*Set task*
Using the records below, locate all lines containing "hình" and return them.

*Data rows*
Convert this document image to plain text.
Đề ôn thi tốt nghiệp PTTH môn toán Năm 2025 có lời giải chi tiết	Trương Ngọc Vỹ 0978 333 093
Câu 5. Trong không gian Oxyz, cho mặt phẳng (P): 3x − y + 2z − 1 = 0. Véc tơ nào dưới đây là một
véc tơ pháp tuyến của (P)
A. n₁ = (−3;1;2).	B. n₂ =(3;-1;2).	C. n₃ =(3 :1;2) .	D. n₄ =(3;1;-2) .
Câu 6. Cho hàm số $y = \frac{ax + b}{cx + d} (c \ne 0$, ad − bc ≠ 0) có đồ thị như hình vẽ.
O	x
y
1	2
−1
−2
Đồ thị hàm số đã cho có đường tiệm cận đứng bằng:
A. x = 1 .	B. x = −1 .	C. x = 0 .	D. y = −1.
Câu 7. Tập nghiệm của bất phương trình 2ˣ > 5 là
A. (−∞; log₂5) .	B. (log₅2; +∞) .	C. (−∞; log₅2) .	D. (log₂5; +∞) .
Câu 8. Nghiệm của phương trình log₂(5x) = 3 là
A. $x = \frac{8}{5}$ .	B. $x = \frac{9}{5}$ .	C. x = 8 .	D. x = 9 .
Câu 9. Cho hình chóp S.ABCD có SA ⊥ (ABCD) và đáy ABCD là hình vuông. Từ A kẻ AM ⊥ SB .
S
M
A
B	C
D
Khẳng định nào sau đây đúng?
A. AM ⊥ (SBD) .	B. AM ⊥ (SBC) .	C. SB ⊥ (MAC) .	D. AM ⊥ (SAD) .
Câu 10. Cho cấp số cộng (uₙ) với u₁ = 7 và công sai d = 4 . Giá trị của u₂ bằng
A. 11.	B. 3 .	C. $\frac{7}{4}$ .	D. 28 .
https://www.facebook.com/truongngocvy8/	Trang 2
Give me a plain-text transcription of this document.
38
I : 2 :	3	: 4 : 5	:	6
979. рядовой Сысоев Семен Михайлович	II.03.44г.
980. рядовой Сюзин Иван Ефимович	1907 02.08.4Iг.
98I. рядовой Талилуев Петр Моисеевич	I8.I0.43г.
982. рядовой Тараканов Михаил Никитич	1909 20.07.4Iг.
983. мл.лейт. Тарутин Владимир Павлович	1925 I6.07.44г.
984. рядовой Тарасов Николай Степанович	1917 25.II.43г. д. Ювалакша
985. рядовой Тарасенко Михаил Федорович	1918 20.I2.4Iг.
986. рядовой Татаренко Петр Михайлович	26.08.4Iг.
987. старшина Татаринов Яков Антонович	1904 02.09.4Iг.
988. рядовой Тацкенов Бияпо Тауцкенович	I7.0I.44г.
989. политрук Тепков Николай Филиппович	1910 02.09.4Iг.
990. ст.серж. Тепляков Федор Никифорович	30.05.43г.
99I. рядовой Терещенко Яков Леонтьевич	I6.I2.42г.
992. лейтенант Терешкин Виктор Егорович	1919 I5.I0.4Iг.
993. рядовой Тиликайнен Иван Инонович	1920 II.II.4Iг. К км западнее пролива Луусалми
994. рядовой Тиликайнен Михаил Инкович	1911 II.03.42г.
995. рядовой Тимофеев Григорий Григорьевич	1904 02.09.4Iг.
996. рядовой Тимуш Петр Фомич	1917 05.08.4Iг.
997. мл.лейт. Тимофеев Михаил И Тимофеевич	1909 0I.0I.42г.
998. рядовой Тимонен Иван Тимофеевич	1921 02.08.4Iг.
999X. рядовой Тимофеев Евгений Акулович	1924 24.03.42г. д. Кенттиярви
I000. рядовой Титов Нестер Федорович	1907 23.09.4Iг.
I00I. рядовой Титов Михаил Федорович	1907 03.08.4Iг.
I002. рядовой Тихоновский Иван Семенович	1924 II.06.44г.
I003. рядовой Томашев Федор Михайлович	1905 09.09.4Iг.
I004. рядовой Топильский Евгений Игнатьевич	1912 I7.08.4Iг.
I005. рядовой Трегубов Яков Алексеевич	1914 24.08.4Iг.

*Answer in full*
Câu 6. Cho hàm số $y = \frac{ax + b}{cx + d} (c \ne 0$, ad − bc ≠ 0) có đồ thị như hình vẽ.
Câu 9. Cho hình chóp S.ABCD có SA ⊥ (ABCD) và đáy ABCD là hình vuông. Từ A kẻ AM ⊥ SB .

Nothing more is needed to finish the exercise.